[Spatial layout entries]
▬▬▬
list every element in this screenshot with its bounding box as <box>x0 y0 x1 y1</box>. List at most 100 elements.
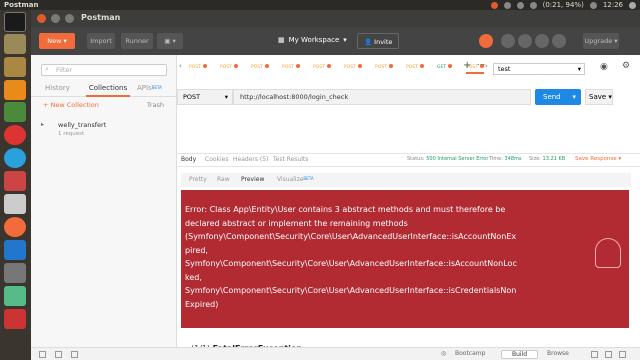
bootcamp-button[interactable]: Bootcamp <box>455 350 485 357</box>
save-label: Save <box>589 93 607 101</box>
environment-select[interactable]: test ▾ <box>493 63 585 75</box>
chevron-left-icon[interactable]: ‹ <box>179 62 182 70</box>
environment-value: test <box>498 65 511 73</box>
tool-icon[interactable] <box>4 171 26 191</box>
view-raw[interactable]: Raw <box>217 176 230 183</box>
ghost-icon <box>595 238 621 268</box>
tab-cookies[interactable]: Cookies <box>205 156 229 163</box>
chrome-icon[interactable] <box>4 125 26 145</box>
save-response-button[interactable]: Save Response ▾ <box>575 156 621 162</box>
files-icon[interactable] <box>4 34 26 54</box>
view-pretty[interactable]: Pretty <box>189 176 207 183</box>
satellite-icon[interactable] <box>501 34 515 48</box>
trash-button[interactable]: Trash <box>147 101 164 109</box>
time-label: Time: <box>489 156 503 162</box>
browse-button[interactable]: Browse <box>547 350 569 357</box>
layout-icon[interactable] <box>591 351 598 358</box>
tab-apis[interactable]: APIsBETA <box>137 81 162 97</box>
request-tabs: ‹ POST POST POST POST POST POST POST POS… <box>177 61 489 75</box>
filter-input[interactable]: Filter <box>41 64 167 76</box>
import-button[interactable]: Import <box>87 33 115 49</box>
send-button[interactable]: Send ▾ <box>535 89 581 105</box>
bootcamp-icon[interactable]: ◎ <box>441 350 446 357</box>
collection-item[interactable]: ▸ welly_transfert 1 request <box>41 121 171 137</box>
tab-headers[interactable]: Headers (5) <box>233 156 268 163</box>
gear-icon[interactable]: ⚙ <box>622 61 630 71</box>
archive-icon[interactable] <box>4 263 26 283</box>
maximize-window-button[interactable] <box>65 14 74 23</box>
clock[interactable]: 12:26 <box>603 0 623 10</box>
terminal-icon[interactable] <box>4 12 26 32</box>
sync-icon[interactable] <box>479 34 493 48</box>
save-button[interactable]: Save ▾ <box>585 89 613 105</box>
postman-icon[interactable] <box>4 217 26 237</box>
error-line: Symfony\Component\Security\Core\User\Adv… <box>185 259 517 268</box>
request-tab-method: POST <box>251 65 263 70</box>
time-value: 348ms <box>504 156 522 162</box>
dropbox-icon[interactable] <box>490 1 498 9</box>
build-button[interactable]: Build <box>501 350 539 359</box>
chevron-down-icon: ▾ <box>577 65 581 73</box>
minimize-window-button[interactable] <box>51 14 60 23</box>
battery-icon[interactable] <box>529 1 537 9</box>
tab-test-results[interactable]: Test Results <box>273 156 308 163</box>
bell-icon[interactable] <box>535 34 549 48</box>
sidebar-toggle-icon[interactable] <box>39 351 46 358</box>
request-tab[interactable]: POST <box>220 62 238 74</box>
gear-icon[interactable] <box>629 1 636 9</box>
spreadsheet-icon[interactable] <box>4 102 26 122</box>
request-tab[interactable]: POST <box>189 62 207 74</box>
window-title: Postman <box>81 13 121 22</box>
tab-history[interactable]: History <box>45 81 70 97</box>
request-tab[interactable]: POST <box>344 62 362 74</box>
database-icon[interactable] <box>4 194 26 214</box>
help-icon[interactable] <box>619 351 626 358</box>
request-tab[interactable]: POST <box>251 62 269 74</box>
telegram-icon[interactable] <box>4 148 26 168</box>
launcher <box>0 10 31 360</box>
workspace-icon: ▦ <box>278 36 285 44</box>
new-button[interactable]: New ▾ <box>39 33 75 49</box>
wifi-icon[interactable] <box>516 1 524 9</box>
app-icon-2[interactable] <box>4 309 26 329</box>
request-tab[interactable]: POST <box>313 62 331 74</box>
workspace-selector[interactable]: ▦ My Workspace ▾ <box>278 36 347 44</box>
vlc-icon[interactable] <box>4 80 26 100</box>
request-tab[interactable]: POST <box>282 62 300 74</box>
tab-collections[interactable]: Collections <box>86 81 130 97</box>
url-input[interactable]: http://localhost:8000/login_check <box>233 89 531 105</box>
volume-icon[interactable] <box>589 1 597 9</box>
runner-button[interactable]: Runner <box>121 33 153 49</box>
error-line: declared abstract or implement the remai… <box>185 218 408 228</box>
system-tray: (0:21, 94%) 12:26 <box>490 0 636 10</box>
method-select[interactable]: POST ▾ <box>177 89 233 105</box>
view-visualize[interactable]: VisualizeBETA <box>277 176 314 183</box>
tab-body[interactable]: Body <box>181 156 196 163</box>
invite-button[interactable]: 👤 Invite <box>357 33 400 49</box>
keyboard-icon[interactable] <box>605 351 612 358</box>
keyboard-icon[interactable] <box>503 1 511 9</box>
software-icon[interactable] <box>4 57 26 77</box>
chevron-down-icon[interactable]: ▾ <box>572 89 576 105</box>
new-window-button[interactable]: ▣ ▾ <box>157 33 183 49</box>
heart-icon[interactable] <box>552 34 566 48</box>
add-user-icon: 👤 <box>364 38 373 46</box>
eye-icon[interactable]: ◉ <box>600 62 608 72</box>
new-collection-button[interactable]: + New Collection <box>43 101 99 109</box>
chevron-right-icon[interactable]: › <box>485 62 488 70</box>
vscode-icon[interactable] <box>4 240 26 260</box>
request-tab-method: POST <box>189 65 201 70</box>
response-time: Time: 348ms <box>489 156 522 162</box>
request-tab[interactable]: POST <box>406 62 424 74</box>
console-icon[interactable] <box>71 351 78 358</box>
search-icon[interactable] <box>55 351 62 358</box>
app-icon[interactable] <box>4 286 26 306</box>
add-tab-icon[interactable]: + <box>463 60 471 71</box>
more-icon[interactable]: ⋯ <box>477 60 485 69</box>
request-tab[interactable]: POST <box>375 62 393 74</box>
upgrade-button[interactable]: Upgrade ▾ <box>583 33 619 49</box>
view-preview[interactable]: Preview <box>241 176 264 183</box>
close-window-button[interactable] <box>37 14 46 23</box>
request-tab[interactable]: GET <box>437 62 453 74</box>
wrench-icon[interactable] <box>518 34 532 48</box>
▬▬▬
What the task requires: Lay out the rows from the line containing "bootcamp-button[interactable]: Bootcamp <box>455" through the line containing "satellite-icon[interactable] <box>501 34", both ends inclusive, as a JSON list of strings with one string per line and blank lines omitted.

Task result:
[
  "bootcamp-button[interactable]: Bootcamp <box>455 350 485 357</box>",
  "save-label: Save <box>589 93 607 101</box>",
  "environment-select[interactable]: test ▾ <box>493 63 585 75</box>",
  "chevron-left-icon[interactable]: ‹ <box>179 62 182 70</box>",
  "environment-value: test <box>498 65 511 73</box>",
  "tool-icon[interactable] <box>4 171 26 191</box>",
  "view-raw[interactable]: Raw <box>217 176 230 183</box>",
  "ghost-icon <box>595 238 621 268</box>",
  "tab-cookies[interactable]: Cookies <box>205 156 229 163</box>",
  "chrome-icon[interactable] <box>4 125 26 145</box>",
  "save-response-button[interactable]: Save Response ▾ <box>575 156 621 162</box>",
  "files-icon[interactable] <box>4 34 26 54</box>",
  "view-pretty[interactable]: Pretty <box>189 176 207 183</box>",
  "satellite-icon[interactable] <box>501 34 515 48</box>"
]